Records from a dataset
## Start

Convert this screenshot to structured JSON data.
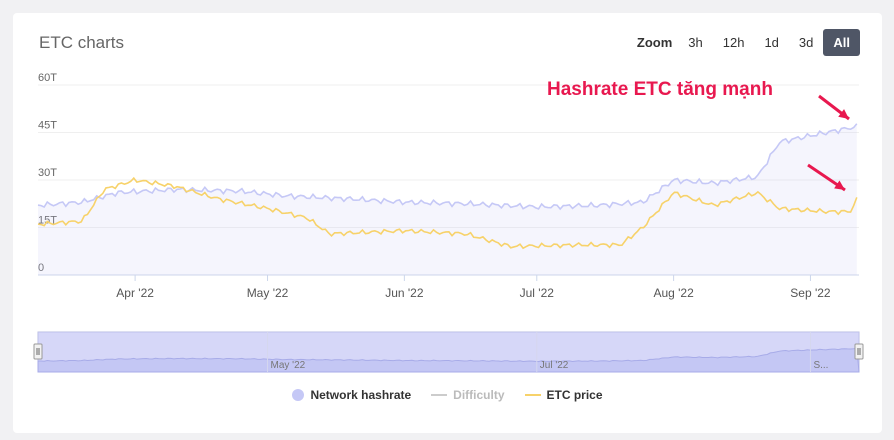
{
  "header": {
    "title": "ETC charts",
    "zoom_label": "Zoom",
    "zoom_options": [
      "3h",
      "12h",
      "1d",
      "3d",
      "All"
    ],
    "zoom_active": "All"
  },
  "annotation": {
    "text": "Hashrate ETC tăng mạnh",
    "color": "#e8184f"
  },
  "legend": {
    "items": [
      {
        "label": "Network hashrate",
        "color": "#c5c8f6",
        "symbol": "dot",
        "enabled": true
      },
      {
        "label": "Difficulty",
        "color": "#cccccc",
        "symbol": "line",
        "enabled": false
      },
      {
        "label": "ETC price",
        "color": "#f7d26a",
        "symbol": "line",
        "enabled": true
      }
    ]
  },
  "navigator": {
    "labels": [
      "May '22",
      "Jul '22",
      "S..."
    ]
  },
  "chart_data": {
    "type": "line",
    "title": "ETC charts",
    "xlabel": "",
    "ylabel": "",
    "x_ticks": [
      "Apr '22",
      "May '22",
      "Jun '22",
      "Jul '22",
      "Aug '22",
      "Sep '22"
    ],
    "y_ticks": [
      "0",
      "15T",
      "30T",
      "45T",
      "60T"
    ],
    "ylim": [
      0,
      60
    ],
    "x_range": [
      "2022-03-10",
      "2022-09-12"
    ],
    "grid": true,
    "legend_position": "bottom",
    "series": [
      {
        "name": "Network hashrate",
        "color": "#c5c8f6",
        "x": [
          "2022-03-10",
          "2022-03-20",
          "2022-03-28",
          "2022-04-10",
          "2022-04-25",
          "2022-05-05",
          "2022-05-20",
          "2022-06-01",
          "2022-06-15",
          "2022-07-01",
          "2022-07-15",
          "2022-07-25",
          "2022-08-01",
          "2022-08-10",
          "2022-08-20",
          "2022-08-25",
          "2022-09-01",
          "2022-09-12"
        ],
        "values": [
          22,
          23,
          26,
          27,
          26.5,
          25,
          24,
          23,
          22.5,
          21.5,
          22,
          23,
          30,
          29,
          31,
          42,
          44,
          47
        ]
      },
      {
        "name": "Difficulty",
        "color": "#cccccc",
        "visible": false,
        "x": [],
        "values": []
      },
      {
        "name": "ETC price",
        "color": "#f7d26a",
        "x": [
          "2022-03-10",
          "2022-03-20",
          "2022-03-25",
          "2022-04-01",
          "2022-04-10",
          "2022-04-20",
          "2022-05-01",
          "2022-05-10",
          "2022-05-15",
          "2022-06-01",
          "2022-06-15",
          "2022-06-25",
          "2022-07-10",
          "2022-07-20",
          "2022-07-25",
          "2022-08-01",
          "2022-08-10",
          "2022-08-20",
          "2022-08-25",
          "2022-09-05",
          "2022-09-10",
          "2022-09-12"
        ],
        "values": [
          16,
          17,
          27,
          30,
          28,
          24,
          21,
          18,
          13,
          14,
          13,
          9,
          9.5,
          9.5,
          15,
          26,
          22,
          26,
          21,
          20,
          20,
          25
        ]
      }
    ]
  }
}
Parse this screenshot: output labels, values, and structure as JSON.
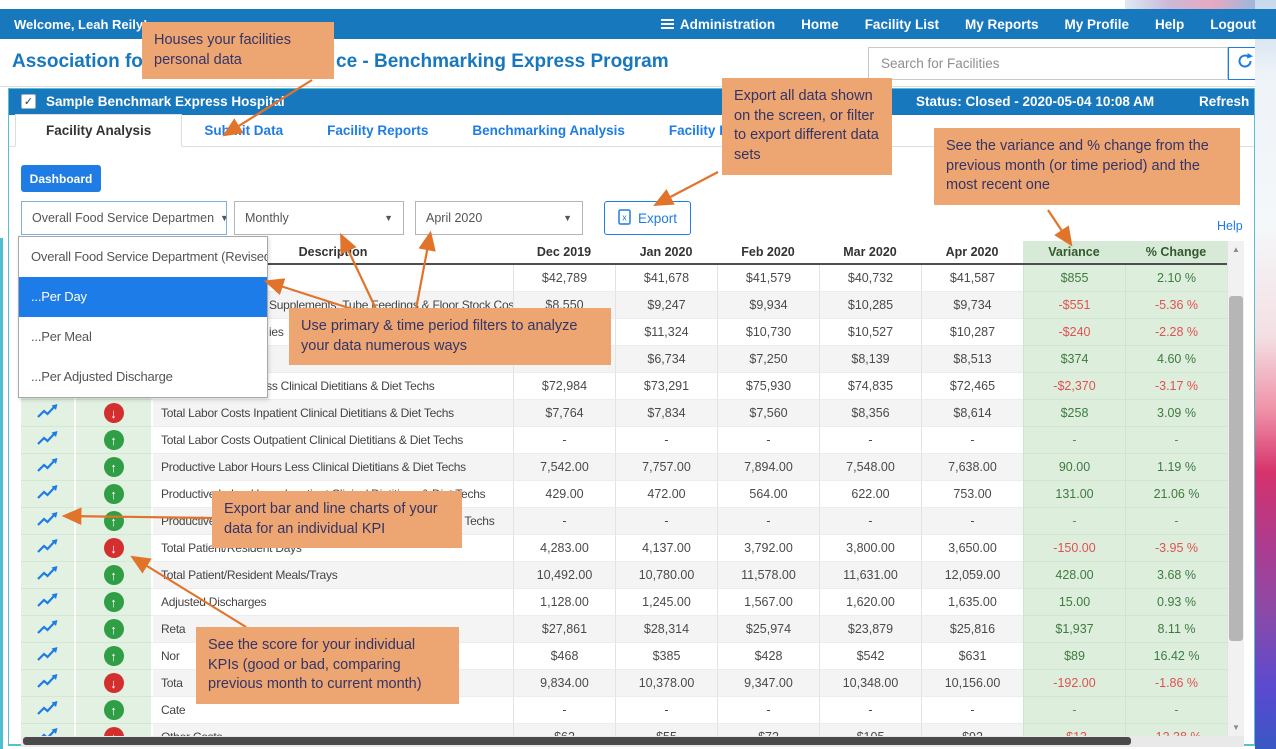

## End

Short problem. Leave out every line without the string "labels" and copy the rest.

Answer for the task.
    "labels": [
Parse this screenshot: output labels, values, and structure as JSON.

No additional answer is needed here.